TO BE DONE:
Render the material again word for word, skipping the pictures in it.

* Start AVAILABLE RECORDS *

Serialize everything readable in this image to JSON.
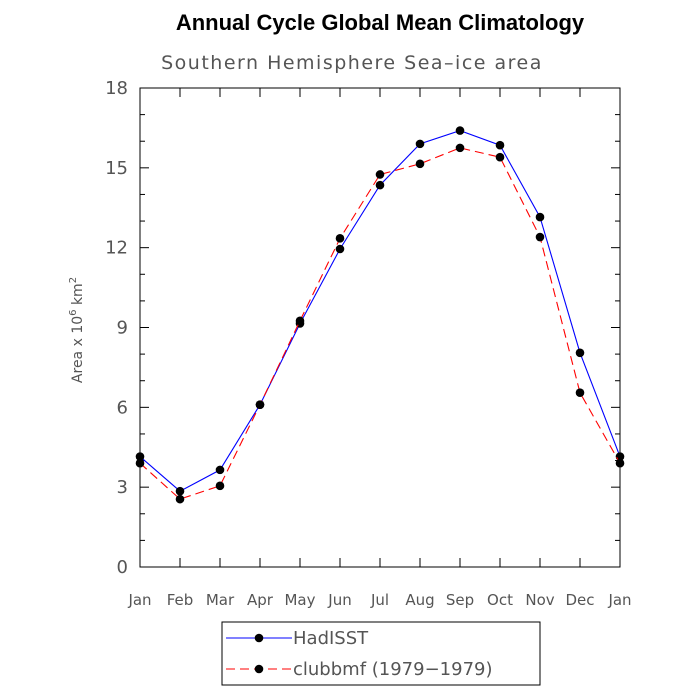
{
  "chart_data": {
    "type": "line",
    "title": "Annual Cycle Global Mean Climatology",
    "subtitle": "Southern Hemisphere Sea–ice area",
    "ylabel_prefix": "Area x 10",
    "ylabel_exp1": "6",
    "ylabel_mid": " km",
    "ylabel_exp2": "2",
    "categories": [
      "Jan",
      "Feb",
      "Mar",
      "Apr",
      "May",
      "Jun",
      "Jul",
      "Aug",
      "Sep",
      "Oct",
      "Nov",
      "Dec",
      "Jan"
    ],
    "ylim": [
      0,
      18
    ],
    "yticks": [
      0,
      3,
      6,
      9,
      12,
      15,
      18
    ],
    "series": [
      {
        "name": "HadISST",
        "color": "#0000ff",
        "dash": "solid",
        "values": [
          4.15,
          2.85,
          3.65,
          6.1,
          9.15,
          11.95,
          14.35,
          15.9,
          16.4,
          15.85,
          13.15,
          8.05,
          4.15
        ]
      },
      {
        "name": "clubbmf (1979−1979)",
        "color": "#ff0000",
        "dash": "dashed",
        "values": [
          3.9,
          2.55,
          3.05,
          6.1,
          9.25,
          12.35,
          14.75,
          15.15,
          15.75,
          15.4,
          12.4,
          6.55,
          3.9
        ]
      }
    ]
  }
}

* End AVAILABLE RECORDS *

TASK SOLUTION:
Serialize everything readable in this image to JSON.
{
  "chart_data": {
    "type": "line",
    "title": "Annual Cycle Global Mean Climatology",
    "subtitle": "Southern Hemisphere Sea–ice area",
    "ylabel_prefix": "Area x 10",
    "ylabel_exp1": "6",
    "ylabel_mid": " km",
    "ylabel_exp2": "2",
    "categories": [
      "Jan",
      "Feb",
      "Mar",
      "Apr",
      "May",
      "Jun",
      "Jul",
      "Aug",
      "Sep",
      "Oct",
      "Nov",
      "Dec",
      "Jan"
    ],
    "ylim": [
      0,
      18
    ],
    "yticks": [
      0,
      3,
      6,
      9,
      12,
      15,
      18
    ],
    "series": [
      {
        "name": "HadISST",
        "color": "#0000ff",
        "dash": "solid",
        "values": [
          4.15,
          2.85,
          3.65,
          6.1,
          9.15,
          11.95,
          14.35,
          15.9,
          16.4,
          15.85,
          13.15,
          8.05,
          4.15
        ]
      },
      {
        "name": "clubbmf (1979−1979)",
        "color": "#ff0000",
        "dash": "dashed",
        "values": [
          3.9,
          2.55,
          3.05,
          6.1,
          9.25,
          12.35,
          14.75,
          15.15,
          15.75,
          15.4,
          12.4,
          6.55,
          3.9
        ]
      }
    ]
  }
}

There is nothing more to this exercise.